■ **Short task**: Quote the rows exactly as they appear, beginning with the line that contains "y-tick-label: 600 [124,450,162,468]" and ending with the line that contains "x-tick-label: 1999 [809,705,860,723]", both lines included.

■ **Input**:
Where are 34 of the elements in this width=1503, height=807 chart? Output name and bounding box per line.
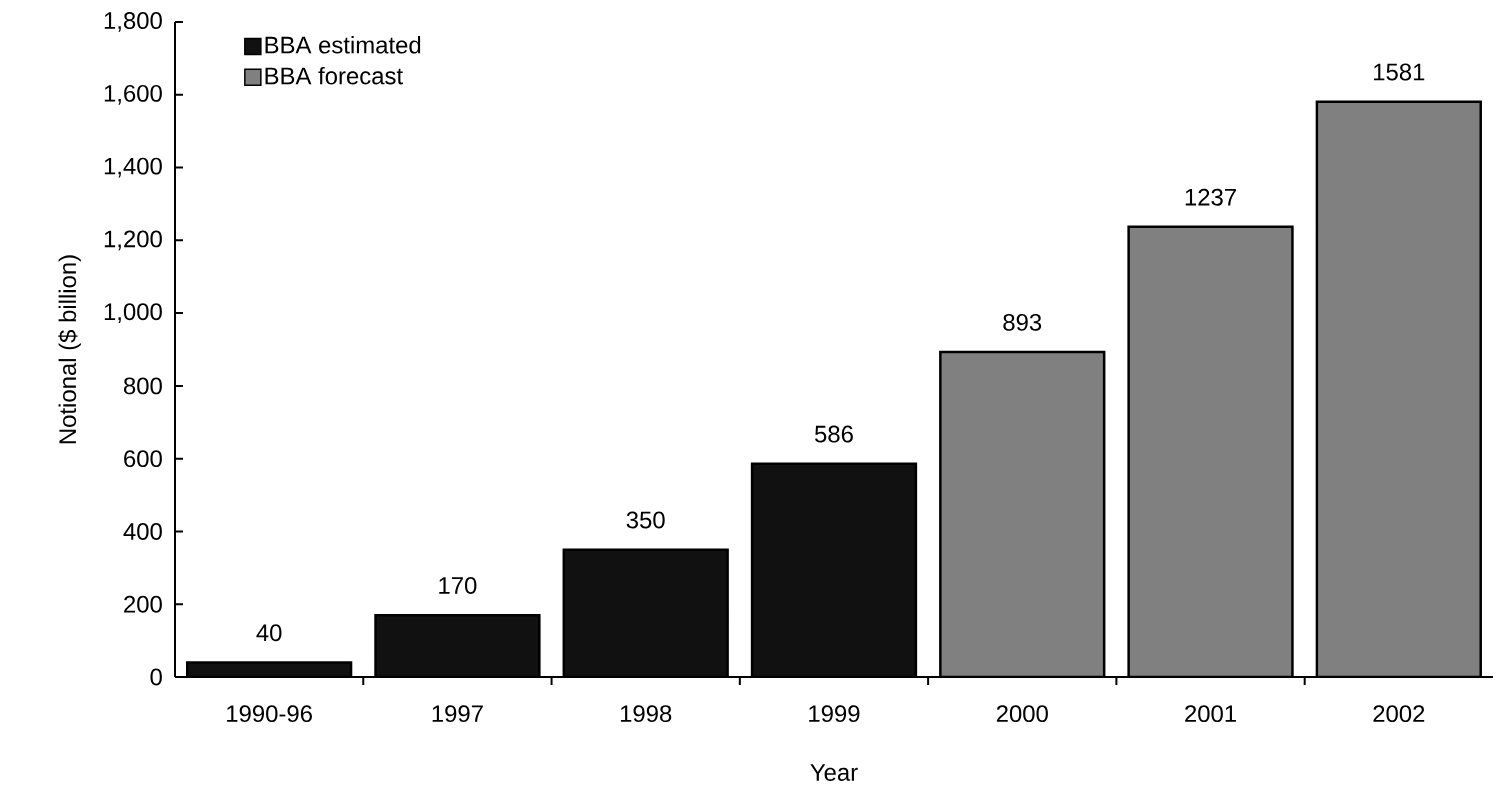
y-tick-label: 600 [124,450,162,468]
legend-label: BBA estimated [265,35,421,54]
y-tick-label: 1,600 [104,84,162,105]
bar [750,462,918,677]
y-tick-label: 1,000 [104,303,162,323]
x-axis-title: Year [810,764,858,781]
y-tick-label: 1,200 [104,230,162,251]
bar [562,548,729,677]
data-label: 586 [814,425,853,443]
bar [374,613,541,677]
y-tick-label: 0 [150,668,162,686]
data-label: 40 [256,624,282,642]
legend-label: BBA forecast [265,66,403,85]
y-axis-title: Notional ($ billion) [58,255,81,444]
x-tick-label: 2001 [1185,705,1236,723]
x-tick-label: 1998 [620,705,672,723]
x-tick-label: 1990-96 [227,705,312,723]
x-tick-label: 1997 [432,705,483,723]
x-tick-label: 1999 [809,705,860,723]
data-label: 893 [1003,313,1042,331]
data-label: 350 [626,511,665,529]
bar [1315,100,1482,677]
data-label: 170 [439,576,477,594]
y-tick-label: 400 [123,522,162,540]
data-label: 1237 [1185,188,1236,206]
x-tick-label: 2002 [1373,705,1425,723]
y-tick-label: 1,800 [104,12,162,32]
y-tick-label: 1,400 [104,157,162,178]
y-tick-label: 800 [123,377,162,395]
data-label: 1581 [1374,63,1425,81]
bar [1127,225,1294,677]
x-tick-label: 2000 [996,705,1048,723]
y-tick-label: 200 [124,595,162,613]
bar [939,350,1106,677]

■ **Full solution**:
y-tick-label: 600 [124,450,162,468]
legend-label: BBA estimated [265,35,421,54]
y-tick-label: 1,600 [104,84,162,105]
bar [750,462,918,677]
y-tick-label: 1,000 [104,303,162,323]
x-axis-title: Year [810,764,858,781]
y-tick-label: 1,200 [104,230,162,251]
bar [562,548,729,677]
data-label: 586 [814,425,853,443]
bar [374,613,541,677]
y-tick-label: 0 [150,668,162,686]
data-label: 40 [256,624,282,642]
legend-label: BBA forecast [265,66,403,85]
y-axis-title: Notional ($ billion) [58,255,81,444]
x-tick-label: 2001 [1185,705,1236,723]
x-tick-label: 1998 [620,705,672,723]
x-tick-label: 1990-96 [227,705,312,723]
x-tick-label: 1997 [432,705,483,723]
x-tick-label: 1999 [809,705,860,723]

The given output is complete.